Start of Dataset rows

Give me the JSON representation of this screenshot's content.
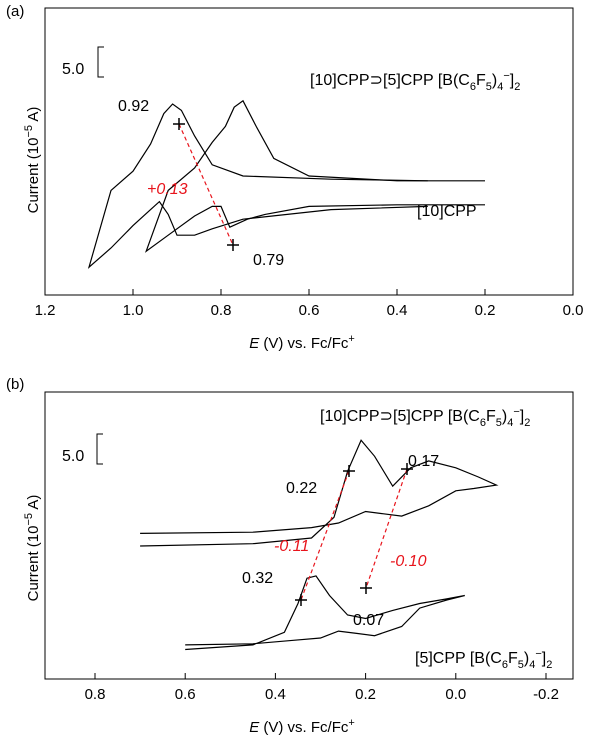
{
  "chart_data": [
    {
      "panel_label": "(a)",
      "type": "line",
      "title": "",
      "xlabel_italic": "E",
      "xlabel_rest": " (V) vs. Fc/Fc",
      "xlabel_sup": "+",
      "ylabel_main": "Current (10",
      "ylabel_sup": "−5",
      "ylabel_end": " A)",
      "xlim": [
        1.2,
        0.0
      ],
      "x_reversed": true,
      "x_ticks": [
        "1.2",
        "1.0",
        "0.8",
        "0.6",
        "0.4",
        "0.2",
        "0.0"
      ],
      "x_tick_values": [
        1.2,
        1.0,
        0.8,
        0.6,
        0.4,
        0.2,
        0.0
      ],
      "scale_bar_label": "5.0",
      "series": [
        {
          "name": "[10]CPP⊃[5]CPP [B(C6F5)4−]2",
          "label_parts": [
            "[10]CPP⊃[5]CPP [B(C",
            "6",
            "F",
            "5",
            ")",
            "4",
            "−",
            "]",
            "2"
          ],
          "x": [
            0.33,
            0.55,
            0.75,
            0.82,
            0.86,
            0.89,
            0.91,
            0.93,
            0.96,
            1.0,
            1.05,
            1.1,
            1.05,
            1.0,
            0.96,
            0.94,
            0.92,
            0.9,
            0.86,
            0.82,
            0.75,
            0.55,
            0.33
          ],
          "y": [
            1.2,
            1.3,
            1.5,
            2.2,
            4.0,
            5.6,
            6.0,
            5.4,
            3.5,
            1.8,
            0.6,
            -4.2,
            -3.0,
            -1.6,
            -0.6,
            -0.1,
            -0.9,
            -2.2,
            -2.2,
            -1.8,
            -1.2,
            -0.6,
            -0.4
          ]
        },
        {
          "name": "[10]CPP",
          "label_parts": [
            "[10]CPP"
          ],
          "x": [
            0.2,
            0.4,
            0.6,
            0.68,
            0.72,
            0.75,
            0.77,
            0.79,
            0.82,
            0.86,
            0.92,
            0.97,
            0.92,
            0.86,
            0.82,
            0.8,
            0.78,
            0.74,
            0.7,
            0.6,
            0.4,
            0.2
          ],
          "y": [
            1.2,
            1.2,
            1.5,
            2.6,
            4.6,
            6.2,
            5.8,
            4.6,
            3.6,
            2.0,
            0.6,
            -3.2,
            -2.2,
            -1.0,
            -0.4,
            -0.4,
            -1.7,
            -1.2,
            -0.9,
            -0.4,
            -0.3,
            -0.3
          ]
        }
      ],
      "annotations": [
        {
          "text": "0.92",
          "x": 0.92
        },
        {
          "text": "0.79",
          "x": 0.79
        },
        {
          "text": "+0.13",
          "color": "#e8141c",
          "italic": true
        }
      ],
      "half_wave_markers": [
        {
          "x": 0.915,
          "y_axis_value": 2.3,
          "series": 0
        },
        {
          "x": 0.79,
          "y_axis_value": 0.4,
          "series": 1
        }
      ]
    },
    {
      "panel_label": "(b)",
      "type": "line",
      "title": "",
      "xlabel_italic": "E",
      "xlabel_rest": " (V) vs. Fc/Fc",
      "xlabel_sup": "+",
      "ylabel_main": "Current (10",
      "ylabel_sup": "−5",
      "ylabel_end": " A)",
      "xlim": [
        0.9,
        -0.3
      ],
      "x_reversed": true,
      "x_ticks": [
        "0.8",
        "0.6",
        "0.4",
        "0.2",
        "0.0",
        "-0.2"
      ],
      "x_tick_values": [
        0.8,
        0.6,
        0.4,
        0.2,
        0.0,
        -0.2
      ],
      "scale_bar_label": "5.0",
      "series": [
        {
          "name": "[10]CPP⊃[5]CPP [B(C6F5)4−]2",
          "label_parts": [
            "[10]CPP⊃[5]CPP [B(C",
            "6",
            "F",
            "5",
            ")",
            "4",
            "−",
            "]",
            "2"
          ],
          "x": [
            0.7,
            0.45,
            0.32,
            0.27,
            0.24,
            0.21,
            0.18,
            0.14,
            0.1,
            0.06,
            0.0,
            -0.05,
            -0.09,
            -0.04,
            0.0,
            0.06,
            0.12,
            0.16,
            0.2,
            0.26,
            0.32,
            0.45,
            0.7
          ],
          "y": [
            -4.0,
            -3.8,
            -3.3,
            -1.5,
            2.5,
            5.2,
            3.8,
            1.2,
            2.8,
            3.4,
            2.8,
            2.0,
            1.3,
            1.0,
            0.8,
            -0.5,
            -1.4,
            -1.2,
            -1.0,
            -2.0,
            -2.4,
            -2.8,
            -2.9
          ]
        },
        {
          "name": "[5]CPP [B(C6F5)4−]2",
          "label_parts": [
            "[5]CPP [B(C",
            "6",
            "F",
            "5",
            ")",
            "4",
            "−",
            "]",
            "2"
          ],
          "x": [
            0.6,
            0.45,
            0.38,
            0.35,
            0.33,
            0.31,
            0.28,
            0.24,
            0.2,
            0.14,
            0.08,
            0.02,
            -0.02,
            0.02,
            0.08,
            0.12,
            0.18,
            0.22,
            0.26,
            0.3,
            0.36,
            0.45,
            0.6
          ],
          "y": [
            -13.0,
            -12.6,
            -11.5,
            -9.0,
            -6.8,
            -6.6,
            -8.3,
            -10.0,
            -10.3,
            -9.6,
            -9.0,
            -8.6,
            -8.3,
            -8.7,
            -9.4,
            -11.0,
            -11.8,
            -11.6,
            -11.4,
            -12.0,
            -12.2,
            -12.5,
            -12.6
          ]
        }
      ],
      "annotations": [
        {
          "text": "0.17",
          "x": 0.17
        },
        {
          "text": "0.22",
          "x": 0.22
        },
        {
          "text": "-0.11",
          "color": "#e8141c",
          "italic": true
        },
        {
          "text": "-0.10",
          "color": "#e8141c",
          "italic": true
        },
        {
          "text": "0.32",
          "x": 0.32
        },
        {
          "text": "0.07",
          "x": 0.07
        }
      ],
      "half_wave_markers": [
        {
          "x": 0.225,
          "series": 0
        },
        {
          "x": 0.09,
          "series": 0
        },
        {
          "x": 0.335,
          "series": 1
        },
        {
          "x": 0.18,
          "series": 1
        }
      ]
    }
  ]
}
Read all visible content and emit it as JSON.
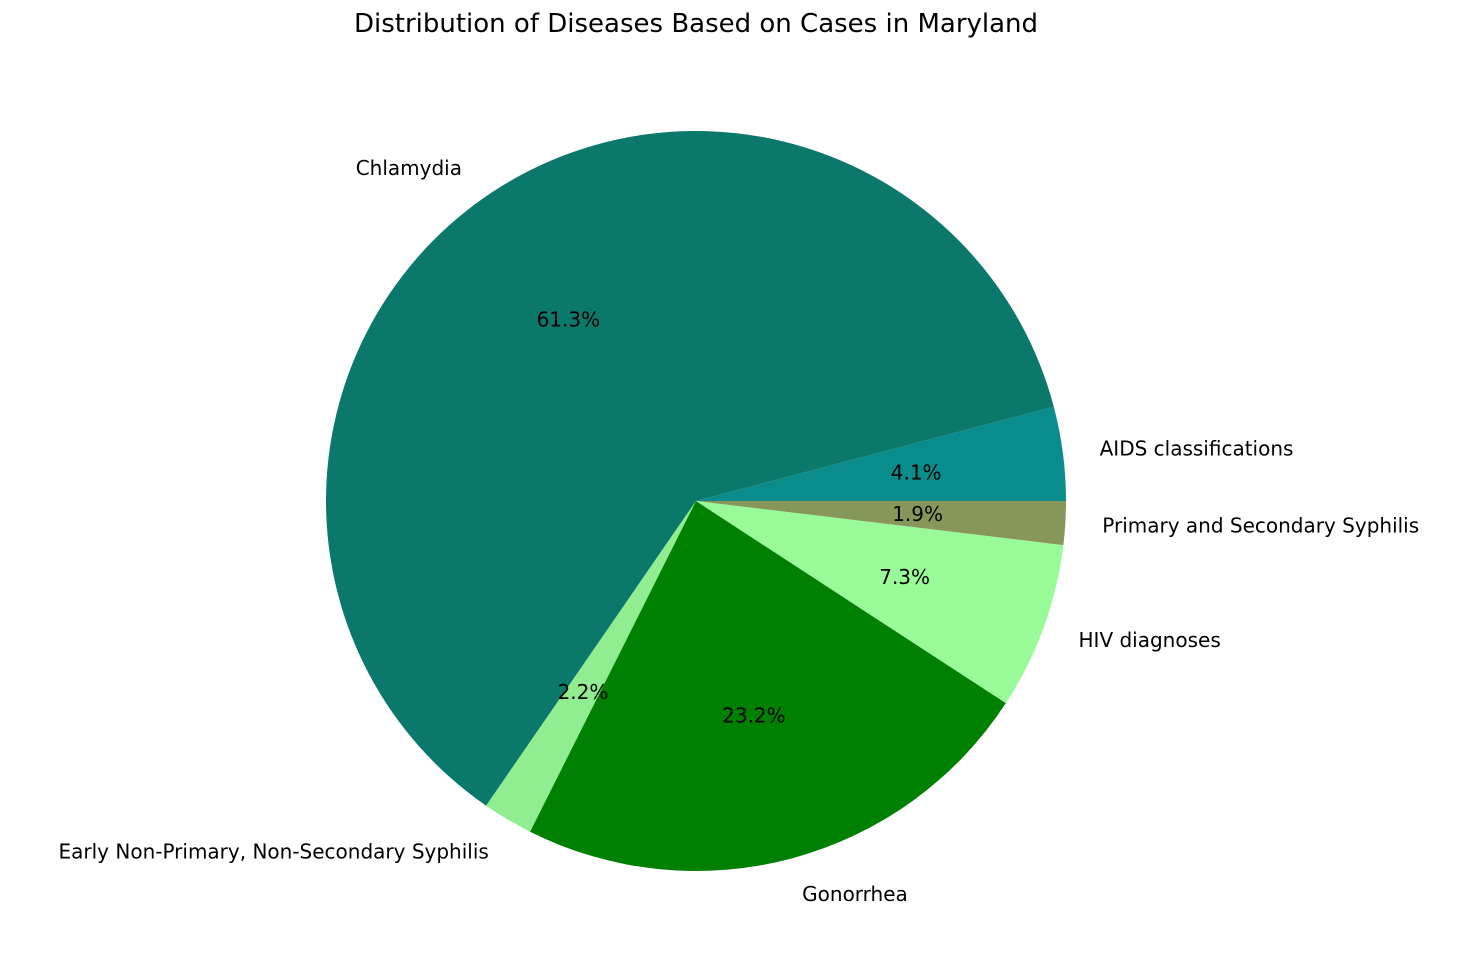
{
  "chart_data": {
    "type": "pie",
    "title": "Distribution of Diseases Based on Cases in Maryland",
    "slices": [
      {
        "label": "AIDS classifications",
        "percent": 4.1,
        "percent_label": "4.1%",
        "color": "#0a8c8c"
      },
      {
        "label": "Chlamydia",
        "percent": 61.3,
        "percent_label": "61.3%",
        "color": "#0a786a"
      },
      {
        "label": "Early Non-Primary, Non-Secondary Syphilis",
        "percent": 2.2,
        "percent_label": "2.2%",
        "color": "#90ee90"
      },
      {
        "label": "Gonorrhea",
        "percent": 23.2,
        "percent_label": "23.2%",
        "color": "#008000"
      },
      {
        "label": "HIV diagnoses",
        "percent": 7.3,
        "percent_label": "7.3%",
        "color": "#98fb98"
      },
      {
        "label": "Primary and Secondary Syphilis",
        "percent": 1.9,
        "percent_label": "1.9%",
        "color": "#87975a"
      }
    ],
    "start_angle_deg": 0,
    "direction": "counterclockwise",
    "legend": "none"
  }
}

End of Dataset rows

(Exercise prompt):
Starting with the line that holds "Read all visible content and emit it as JSON.", repeat exactly every line through the end of the material above, both ends included, without the pictures.

(Response):
Read all visible content and emit it as JSON.
{
  "chart_data": {
    "type": "pie",
    "title": "Distribution of Diseases Based on Cases in Maryland",
    "slices": [
      {
        "label": "AIDS classifications",
        "percent": 4.1,
        "percent_label": "4.1%",
        "color": "#0a8c8c"
      },
      {
        "label": "Chlamydia",
        "percent": 61.3,
        "percent_label": "61.3%",
        "color": "#0a786a"
      },
      {
        "label": "Early Non-Primary, Non-Secondary Syphilis",
        "percent": 2.2,
        "percent_label": "2.2%",
        "color": "#90ee90"
      },
      {
        "label": "Gonorrhea",
        "percent": 23.2,
        "percent_label": "23.2%",
        "color": "#008000"
      },
      {
        "label": "HIV diagnoses",
        "percent": 7.3,
        "percent_label": "7.3%",
        "color": "#98fb98"
      },
      {
        "label": "Primary and Secondary Syphilis",
        "percent": 1.9,
        "percent_label": "1.9%",
        "color": "#87975a"
      }
    ],
    "start_angle_deg": 0,
    "direction": "counterclockwise",
    "legend": "none"
  }
}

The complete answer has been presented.